_Aim of the exercise_
Repeat every line of the listing below exactly, minus the pictures.
○ ○ ○
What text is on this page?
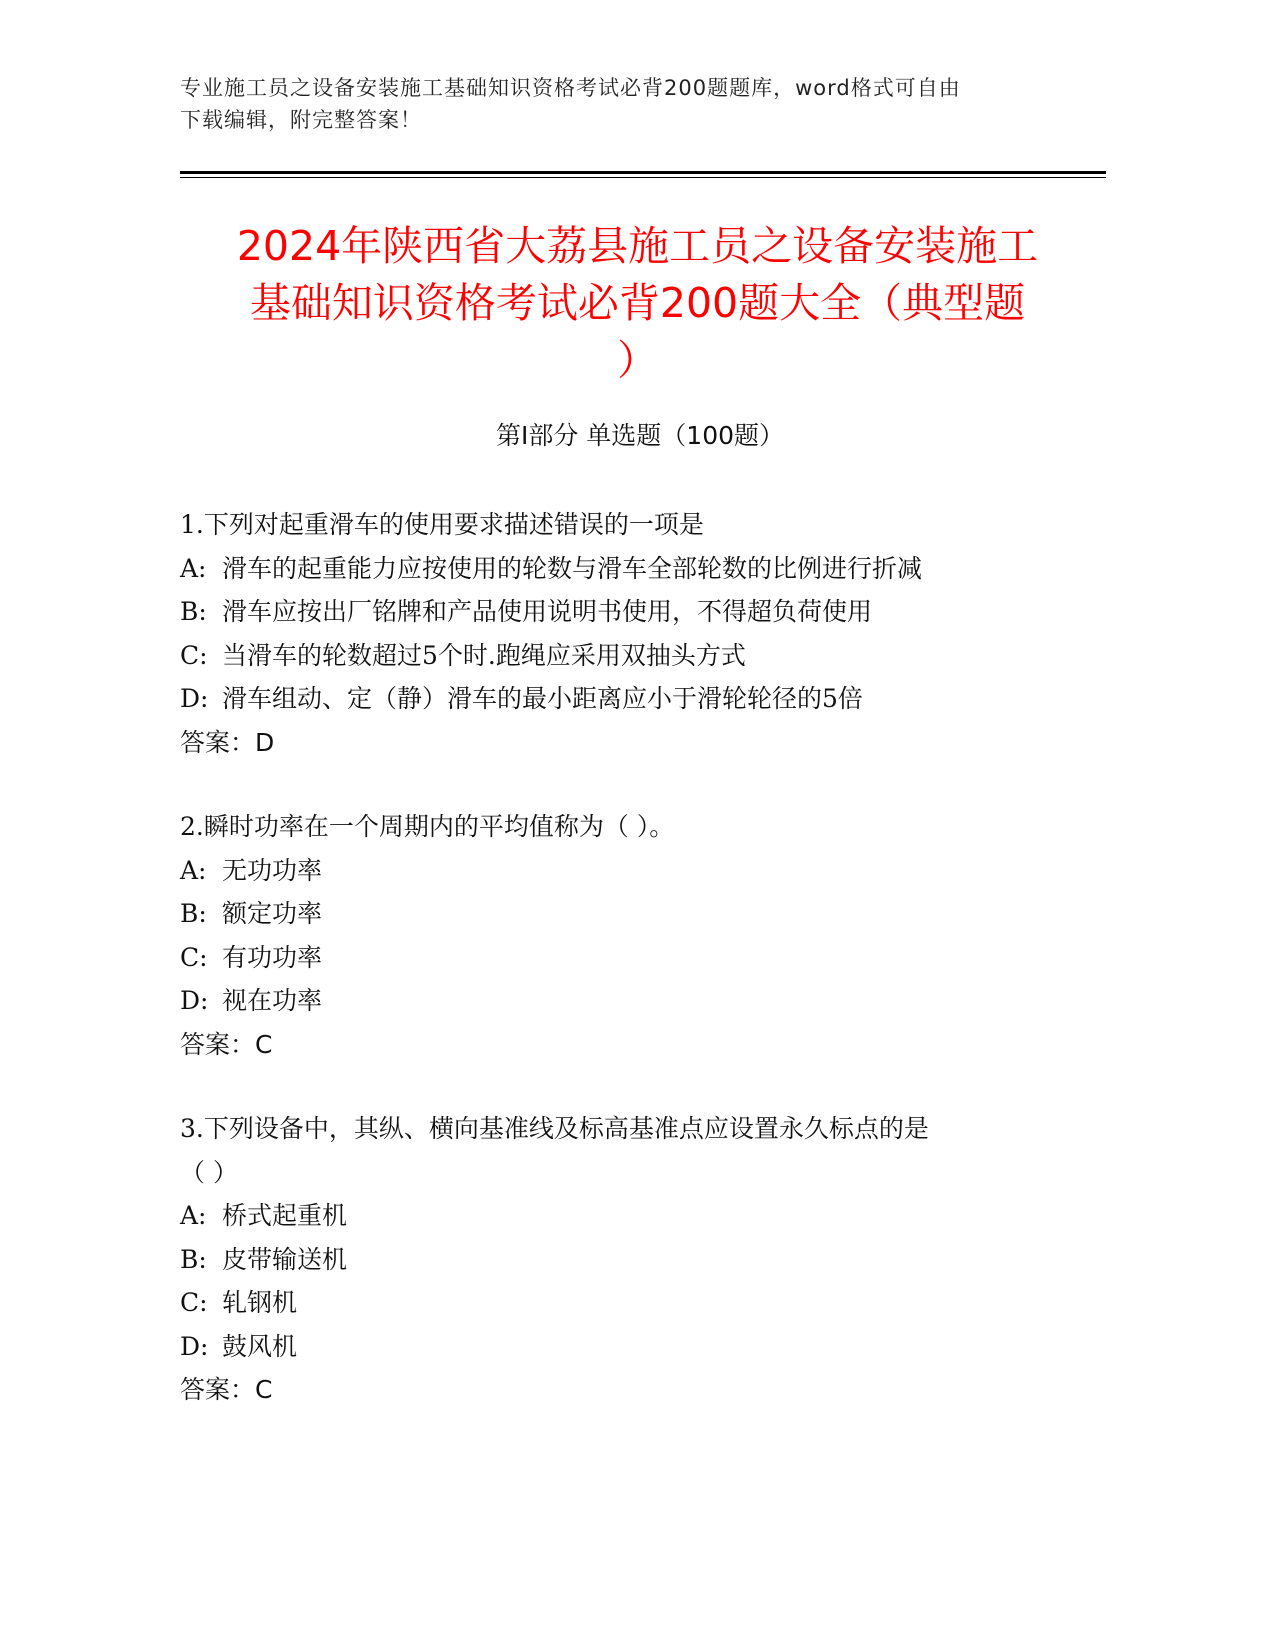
专业施工员之设备安装施工基础知识资格考试必背200题题库，word格式可自由
下载编辑，附完整答案！
2024年陕西省大荔县施工员之设备安装施工
基础知识资格考试必背200题大全（典型题
）
第I部分 单选题（100题）
1.下列对起重滑车的使用要求描述错误的一项是
A: 滑车的起重能力应按使用的轮数与滑车全部轮数的比例进行折减
B: 滑车应按出厂铭牌和产品使用说明书使用，不得超负荷使用
C: 当滑车的轮数超过5个时.跑绳应采用双抽头方式
D: 滑车组动、定（静）滑车的最小距离应小于滑轮轮径的5倍
答案：D
2.瞬时功率在一个周期内的平均值称为（ ）。
A: 无功功率
B: 额定功率
C: 有功功率
D: 视在功率
答案：C
3.下列设备中，其纵、横向基准线及标高基准点应设置永久标点的是
（ ）
A: 桥式起重机
B: 皮带输送机
C: 轧钢机
D: 鼓风机
答案：C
○ ○ ○
_Answer in full_
What text is on this page?
专业施工员之设备安装施工基础知识资格考试必背200题题库，word格式可自由
下载编辑，附完整答案！
2024年陕西省大荔县施工员之设备安装施工
基础知识资格考试必背200题大全（典型题
）
第I部分 单选题（100题）
1.下列对起重滑车的使用要求描述错误的一项是
A: 滑车的起重能力应按使用的轮数与滑车全部轮数的比例进行折减
B: 滑车应按出厂铭牌和产品使用说明书使用，不得超负荷使用
C: 当滑车的轮数超过5个时.跑绳应采用双抽头方式
D: 滑车组动、定（静）滑车的最小距离应小于滑轮轮径的5倍
答案：D
2.瞬时功率在一个周期内的平均值称为（ ）。
A: 无功功率
B: 额定功率
C: 有功功率
D: 视在功率
答案：C
3.下列设备中，其纵、横向基准线及标高基准点应设置永久标点的是
（ ）
A: 桥式起重机
B: 皮带输送机
C: 轧钢机
D: 鼓风机
答案：C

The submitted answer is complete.